> **EXTRACTED INFORMATION**
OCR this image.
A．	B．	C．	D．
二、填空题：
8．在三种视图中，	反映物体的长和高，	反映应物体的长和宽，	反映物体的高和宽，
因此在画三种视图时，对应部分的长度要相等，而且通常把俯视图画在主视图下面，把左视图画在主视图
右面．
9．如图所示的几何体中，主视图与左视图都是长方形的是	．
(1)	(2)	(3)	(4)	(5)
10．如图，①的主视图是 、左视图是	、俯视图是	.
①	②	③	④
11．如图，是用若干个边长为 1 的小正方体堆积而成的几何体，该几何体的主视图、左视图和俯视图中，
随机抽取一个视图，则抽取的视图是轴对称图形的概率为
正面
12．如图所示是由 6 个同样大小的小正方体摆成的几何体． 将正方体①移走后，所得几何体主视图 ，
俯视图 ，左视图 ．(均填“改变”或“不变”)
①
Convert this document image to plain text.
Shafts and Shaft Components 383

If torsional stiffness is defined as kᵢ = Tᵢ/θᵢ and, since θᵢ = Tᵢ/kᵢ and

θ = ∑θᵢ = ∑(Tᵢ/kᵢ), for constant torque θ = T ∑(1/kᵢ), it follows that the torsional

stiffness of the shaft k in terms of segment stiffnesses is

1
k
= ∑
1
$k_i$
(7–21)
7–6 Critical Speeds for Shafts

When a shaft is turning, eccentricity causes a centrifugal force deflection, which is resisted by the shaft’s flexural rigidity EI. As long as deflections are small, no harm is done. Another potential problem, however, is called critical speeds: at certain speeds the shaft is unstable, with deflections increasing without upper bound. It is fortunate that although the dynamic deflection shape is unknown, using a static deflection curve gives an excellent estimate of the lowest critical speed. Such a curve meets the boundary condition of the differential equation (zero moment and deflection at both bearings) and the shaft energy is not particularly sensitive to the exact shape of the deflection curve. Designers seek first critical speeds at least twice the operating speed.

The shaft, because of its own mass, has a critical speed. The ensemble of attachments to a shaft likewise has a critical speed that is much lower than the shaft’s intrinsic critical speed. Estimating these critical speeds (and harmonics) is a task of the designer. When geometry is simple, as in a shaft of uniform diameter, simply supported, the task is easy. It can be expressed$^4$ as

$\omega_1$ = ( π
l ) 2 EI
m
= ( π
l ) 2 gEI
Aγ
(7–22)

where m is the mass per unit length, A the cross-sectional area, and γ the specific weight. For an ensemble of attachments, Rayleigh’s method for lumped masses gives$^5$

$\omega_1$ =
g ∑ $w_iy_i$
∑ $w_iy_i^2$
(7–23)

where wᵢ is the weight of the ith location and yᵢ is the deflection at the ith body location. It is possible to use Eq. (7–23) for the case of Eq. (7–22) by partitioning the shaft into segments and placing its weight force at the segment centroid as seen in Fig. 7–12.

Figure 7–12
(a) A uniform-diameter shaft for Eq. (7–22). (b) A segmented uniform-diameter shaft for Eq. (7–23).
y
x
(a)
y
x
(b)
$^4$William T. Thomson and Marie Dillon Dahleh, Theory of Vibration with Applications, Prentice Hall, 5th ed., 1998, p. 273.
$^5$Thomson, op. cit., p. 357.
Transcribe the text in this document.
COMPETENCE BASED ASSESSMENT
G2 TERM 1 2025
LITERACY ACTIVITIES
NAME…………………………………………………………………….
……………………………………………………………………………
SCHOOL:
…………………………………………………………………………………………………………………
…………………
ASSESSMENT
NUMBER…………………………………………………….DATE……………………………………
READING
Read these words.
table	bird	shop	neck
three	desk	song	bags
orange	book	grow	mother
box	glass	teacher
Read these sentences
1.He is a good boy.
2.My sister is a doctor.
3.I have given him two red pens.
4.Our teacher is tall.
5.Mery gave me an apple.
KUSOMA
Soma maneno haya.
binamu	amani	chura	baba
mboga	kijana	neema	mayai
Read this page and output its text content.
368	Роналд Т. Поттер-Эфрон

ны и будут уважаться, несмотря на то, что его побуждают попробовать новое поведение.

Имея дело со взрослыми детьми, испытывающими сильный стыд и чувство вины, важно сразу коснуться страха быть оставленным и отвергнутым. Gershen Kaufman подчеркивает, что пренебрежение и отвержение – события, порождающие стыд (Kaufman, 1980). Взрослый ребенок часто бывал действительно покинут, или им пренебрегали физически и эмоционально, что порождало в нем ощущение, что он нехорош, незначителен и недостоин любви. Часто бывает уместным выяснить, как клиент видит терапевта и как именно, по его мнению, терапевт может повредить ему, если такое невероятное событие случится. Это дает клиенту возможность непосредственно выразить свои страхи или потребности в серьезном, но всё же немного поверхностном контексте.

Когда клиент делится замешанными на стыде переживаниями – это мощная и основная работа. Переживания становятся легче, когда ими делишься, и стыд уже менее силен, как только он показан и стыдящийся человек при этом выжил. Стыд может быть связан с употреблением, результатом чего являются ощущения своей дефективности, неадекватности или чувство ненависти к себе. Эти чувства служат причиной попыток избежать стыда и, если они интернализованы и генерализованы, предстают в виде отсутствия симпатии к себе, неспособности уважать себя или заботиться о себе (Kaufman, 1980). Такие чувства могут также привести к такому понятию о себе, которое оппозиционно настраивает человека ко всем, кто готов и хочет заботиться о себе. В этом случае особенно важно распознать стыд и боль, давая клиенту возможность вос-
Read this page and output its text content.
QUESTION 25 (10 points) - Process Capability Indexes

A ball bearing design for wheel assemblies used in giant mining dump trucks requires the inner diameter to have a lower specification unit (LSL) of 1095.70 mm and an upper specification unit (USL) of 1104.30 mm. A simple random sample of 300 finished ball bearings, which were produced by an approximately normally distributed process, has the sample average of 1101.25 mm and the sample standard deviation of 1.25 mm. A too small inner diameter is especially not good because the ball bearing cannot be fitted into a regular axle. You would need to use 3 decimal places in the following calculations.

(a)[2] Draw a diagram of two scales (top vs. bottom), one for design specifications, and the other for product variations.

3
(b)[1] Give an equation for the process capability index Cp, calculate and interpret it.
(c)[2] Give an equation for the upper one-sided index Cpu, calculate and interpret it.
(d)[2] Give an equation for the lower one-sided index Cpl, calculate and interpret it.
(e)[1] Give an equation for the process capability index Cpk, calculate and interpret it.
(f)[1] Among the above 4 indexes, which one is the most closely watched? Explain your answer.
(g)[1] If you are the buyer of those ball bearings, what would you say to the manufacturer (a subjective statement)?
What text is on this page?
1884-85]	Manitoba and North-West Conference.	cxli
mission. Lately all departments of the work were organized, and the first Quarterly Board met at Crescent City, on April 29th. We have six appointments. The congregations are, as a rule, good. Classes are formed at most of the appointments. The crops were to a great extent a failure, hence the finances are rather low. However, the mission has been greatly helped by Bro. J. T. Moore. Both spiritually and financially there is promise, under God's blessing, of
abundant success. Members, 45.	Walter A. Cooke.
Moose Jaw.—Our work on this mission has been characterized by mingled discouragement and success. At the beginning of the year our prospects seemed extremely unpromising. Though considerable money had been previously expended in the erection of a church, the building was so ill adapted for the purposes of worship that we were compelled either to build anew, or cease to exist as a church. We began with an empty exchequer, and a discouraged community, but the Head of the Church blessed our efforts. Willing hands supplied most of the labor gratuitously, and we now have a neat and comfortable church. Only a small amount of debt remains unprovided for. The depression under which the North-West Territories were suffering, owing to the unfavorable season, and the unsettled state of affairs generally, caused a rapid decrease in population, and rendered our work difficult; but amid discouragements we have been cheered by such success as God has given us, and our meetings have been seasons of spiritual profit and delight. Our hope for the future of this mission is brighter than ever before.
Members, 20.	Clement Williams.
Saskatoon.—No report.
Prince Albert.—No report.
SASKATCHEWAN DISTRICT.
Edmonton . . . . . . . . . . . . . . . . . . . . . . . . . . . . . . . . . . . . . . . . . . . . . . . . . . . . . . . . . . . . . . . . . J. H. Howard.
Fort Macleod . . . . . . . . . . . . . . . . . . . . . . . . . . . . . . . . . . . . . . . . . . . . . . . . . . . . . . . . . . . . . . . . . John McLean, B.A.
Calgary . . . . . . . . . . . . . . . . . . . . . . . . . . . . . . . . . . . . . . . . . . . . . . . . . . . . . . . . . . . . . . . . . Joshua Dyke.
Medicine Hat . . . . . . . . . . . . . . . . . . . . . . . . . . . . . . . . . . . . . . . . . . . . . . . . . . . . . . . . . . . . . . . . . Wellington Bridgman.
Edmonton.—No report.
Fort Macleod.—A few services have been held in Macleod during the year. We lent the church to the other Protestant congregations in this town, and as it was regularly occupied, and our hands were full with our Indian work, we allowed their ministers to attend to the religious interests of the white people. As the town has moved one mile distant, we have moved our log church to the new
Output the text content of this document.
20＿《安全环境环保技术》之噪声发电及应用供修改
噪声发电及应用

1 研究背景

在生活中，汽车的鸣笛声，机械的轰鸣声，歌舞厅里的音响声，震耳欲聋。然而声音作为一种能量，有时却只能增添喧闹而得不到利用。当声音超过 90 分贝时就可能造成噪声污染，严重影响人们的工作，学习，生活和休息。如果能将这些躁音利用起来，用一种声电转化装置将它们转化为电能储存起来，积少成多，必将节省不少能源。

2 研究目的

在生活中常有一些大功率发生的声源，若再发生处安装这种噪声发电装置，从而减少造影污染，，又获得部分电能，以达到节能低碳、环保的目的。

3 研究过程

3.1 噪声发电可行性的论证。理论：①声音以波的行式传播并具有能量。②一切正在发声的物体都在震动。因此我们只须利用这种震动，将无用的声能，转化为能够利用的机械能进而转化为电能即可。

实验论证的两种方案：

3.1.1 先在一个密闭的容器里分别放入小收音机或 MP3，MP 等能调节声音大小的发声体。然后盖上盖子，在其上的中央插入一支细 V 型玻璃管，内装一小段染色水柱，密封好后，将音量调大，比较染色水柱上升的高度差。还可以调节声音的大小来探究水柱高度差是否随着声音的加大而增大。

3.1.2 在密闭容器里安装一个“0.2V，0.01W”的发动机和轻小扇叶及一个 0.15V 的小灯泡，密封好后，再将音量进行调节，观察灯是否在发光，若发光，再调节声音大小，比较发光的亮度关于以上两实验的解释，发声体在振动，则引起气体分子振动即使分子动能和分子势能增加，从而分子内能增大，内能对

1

> **GIVEN INSTRUCTION**
From the listing above, copy every line that holds the string "Edmonton".

> **WRITTEN ANSWER**
Edmonton . . . . . . . . . . . . . . . . . . . . . . . . . . . . . . . . . . . . . . . . . . . . . . . . . . . . . . . . . . . . . . . . . J. H. Howard.
Edmonton.—No report.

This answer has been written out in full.